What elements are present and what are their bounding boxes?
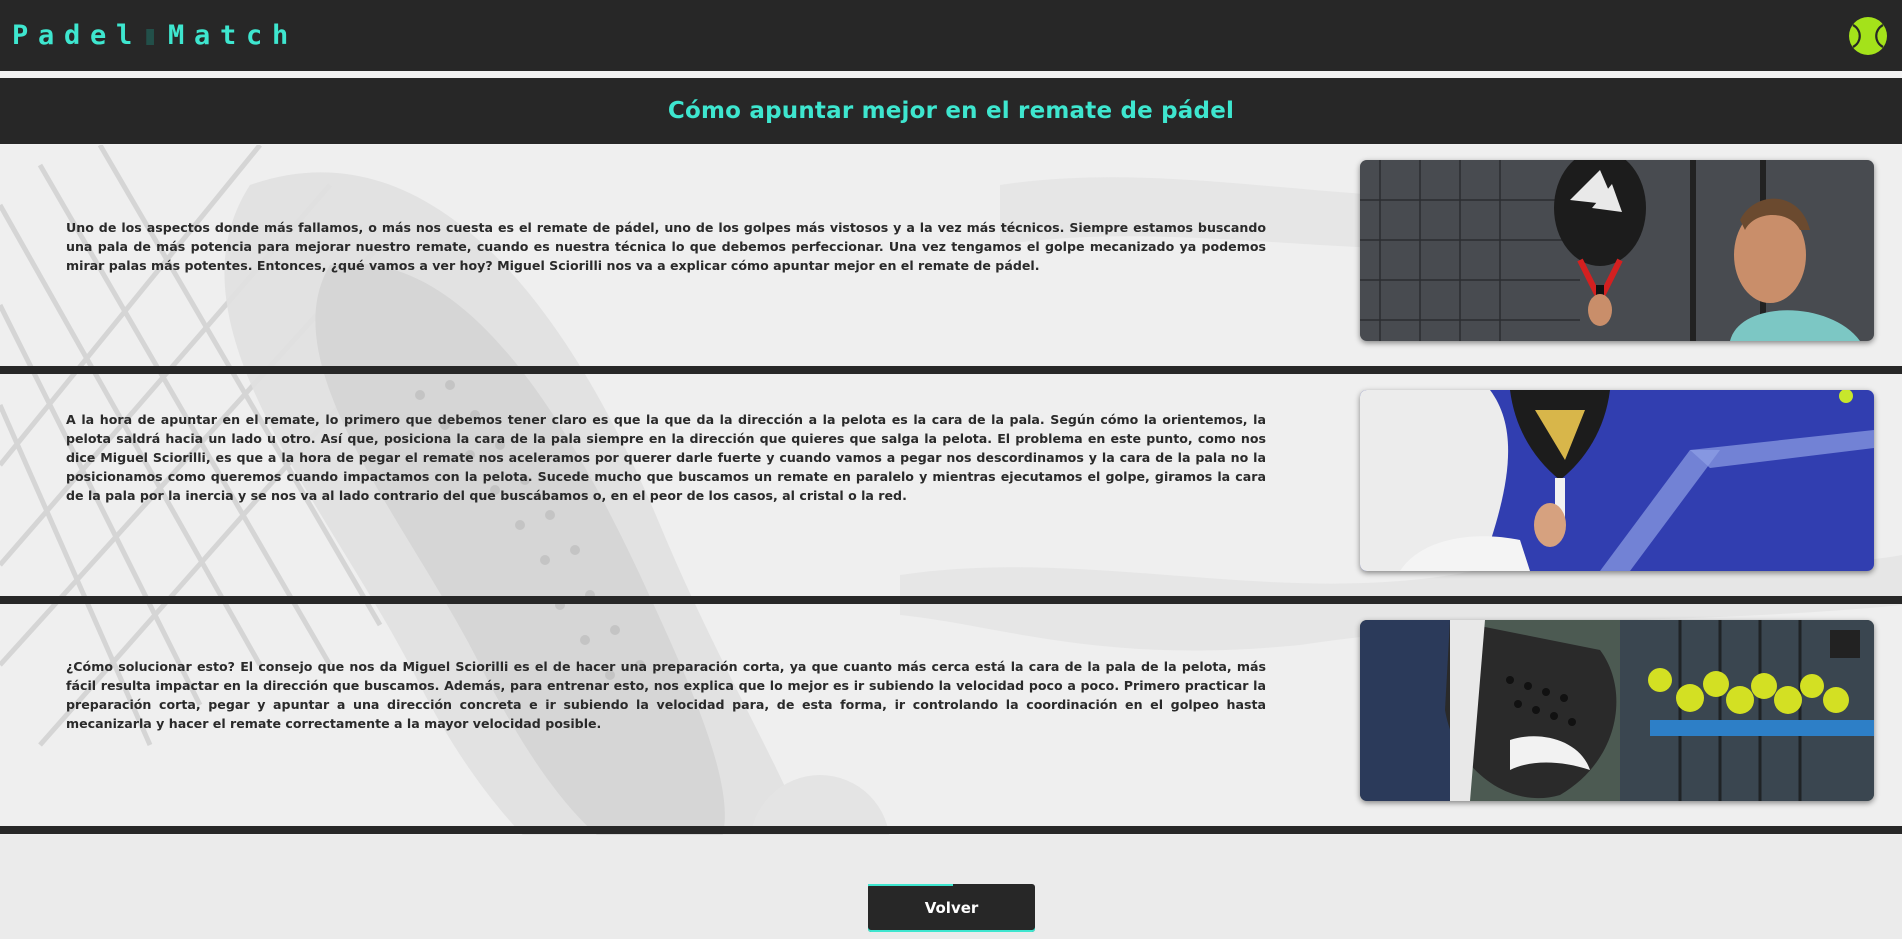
- racket-and-balls-photo: [1360, 620, 1874, 801]
- article-section: A la hora de apuntar en el remate, lo pr…: [0, 374, 1902, 596]
- article-section: ¿Cómo solucionar esto? El consejo que no…: [0, 604, 1902, 826]
- article-sections: Uno de los aspectos donde más fallamos, …: [0, 144, 1902, 834]
- top-bar: P a d e l ▮ M a t c h: [0, 0, 1902, 71]
- logo-letter: c: [246, 20, 263, 51]
- section-divider: [0, 596, 1902, 604]
- logo-letter: M: [168, 20, 185, 51]
- section-paragraph: Uno de los aspectos donde más fallamos, …: [66, 220, 1266, 273]
- player-inspecting-racket-photo: [1360, 160, 1874, 341]
- section-divider: [0, 366, 1902, 374]
- logo-letter: P: [12, 20, 29, 51]
- tennis-ball-icon[interactable]: [1848, 16, 1888, 56]
- back-button[interactable]: Volver: [868, 884, 1035, 932]
- section-paragraph: A la hora de apuntar en el remate, lo pr…: [66, 412, 1266, 503]
- logo-letter: h: [272, 20, 289, 51]
- section-paragraph: ¿Cómo solucionar esto? El consejo que no…: [66, 659, 1266, 731]
- article-section: Uno de los aspectos donde más fallamos, …: [0, 144, 1902, 366]
- logo-letter: l: [116, 20, 133, 51]
- logo-letter: t: [220, 20, 237, 51]
- player-holding-racket-court-photo: [1360, 390, 1874, 571]
- logo-separator: ▮: [142, 20, 159, 51]
- padel-match-logo[interactable]: P a d e l ▮ M a t c h: [12, 20, 298, 51]
- logo-letter: a: [194, 20, 211, 51]
- section-divider: [0, 826, 1902, 834]
- title-bar: Cómo apuntar mejor en el remate de pádel: [0, 78, 1902, 144]
- logo-letter: d: [64, 20, 81, 51]
- page-title: Cómo apuntar mejor en el remate de pádel: [667, 98, 1235, 124]
- logo-letter: e: [90, 20, 107, 51]
- logo-letter: a: [38, 20, 55, 51]
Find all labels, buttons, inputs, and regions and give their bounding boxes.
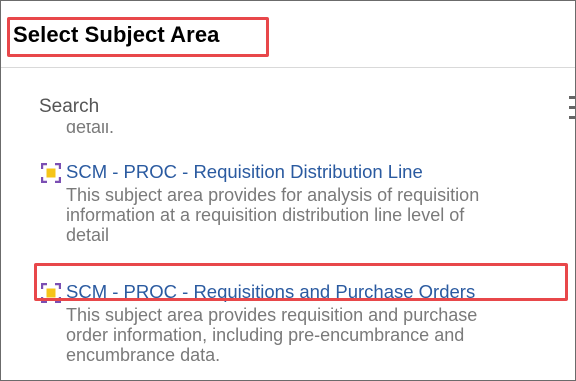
subject-area-description: This subject area provides for analysis …: [66, 185, 575, 245]
description-line: order information, including pre-encumbr…: [66, 325, 465, 345]
description-line: detail: [66, 225, 110, 245]
title-highlight-box: [7, 17, 269, 57]
subject-area-icon: [41, 163, 61, 183]
subject-area-description: This subject area provides requisition a…: [66, 305, 575, 365]
scroll-handle-icon[interactable]: [569, 96, 575, 120]
subject-area-title-link[interactable]: SCM - PROC - Requisition Distribution Li…: [66, 161, 423, 183]
item-highlight-box: [34, 263, 568, 301]
title-divider: [1, 67, 575, 68]
description-line: encumbrance data.: [66, 345, 221, 365]
description-line: information at a requisition distributio…: [66, 205, 465, 225]
search-input[interactable]: [23, 88, 543, 126]
description-line: This subject area provides for analysis …: [66, 185, 480, 205]
select-subject-area-dialog: Select Subject Area detail. SCM - PROC -…: [0, 0, 576, 381]
description-line: This subject area provides requisition a…: [66, 305, 478, 325]
subject-area-list: detail. SCM - PROC - Requisition Distrib…: [1, 123, 575, 380]
search-row: [23, 88, 575, 126]
previous-item-description-tail: detail.: [66, 123, 115, 137]
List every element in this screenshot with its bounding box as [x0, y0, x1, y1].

#### [DETALHES DO EXERCÍCIO]
Pode reproduzir, sem nenhuma alteração, as linhas entre a que contém "subject-area-description: This subject area provides for" e a que contém "search-input[interactable]: [23, 88, 543, 126]", incluindo as duas?

#### [RESULTADO DO EXERCÍCIO]
subject-area-description: This subject area provides for analysis …: [66, 185, 575, 245]
description-line: order information, including pre-encumbr…: [66, 325, 465, 345]
description-line: detail: [66, 225, 110, 245]
title-highlight-box: [7, 17, 269, 57]
subject-area-icon: [41, 163, 61, 183]
subject-area-description: This subject area provides requisition a…: [66, 305, 575, 365]
scroll-handle-icon[interactable]: [569, 96, 575, 120]
subject-area-title-link[interactable]: SCM - PROC - Requisition Distribution Li…: [66, 161, 423, 183]
item-highlight-box: [34, 263, 568, 301]
title-divider: [1, 67, 575, 68]
description-line: encumbrance data.: [66, 345, 221, 365]
description-line: information at a requisition distributio…: [66, 205, 465, 225]
search-input[interactable]: [23, 88, 543, 126]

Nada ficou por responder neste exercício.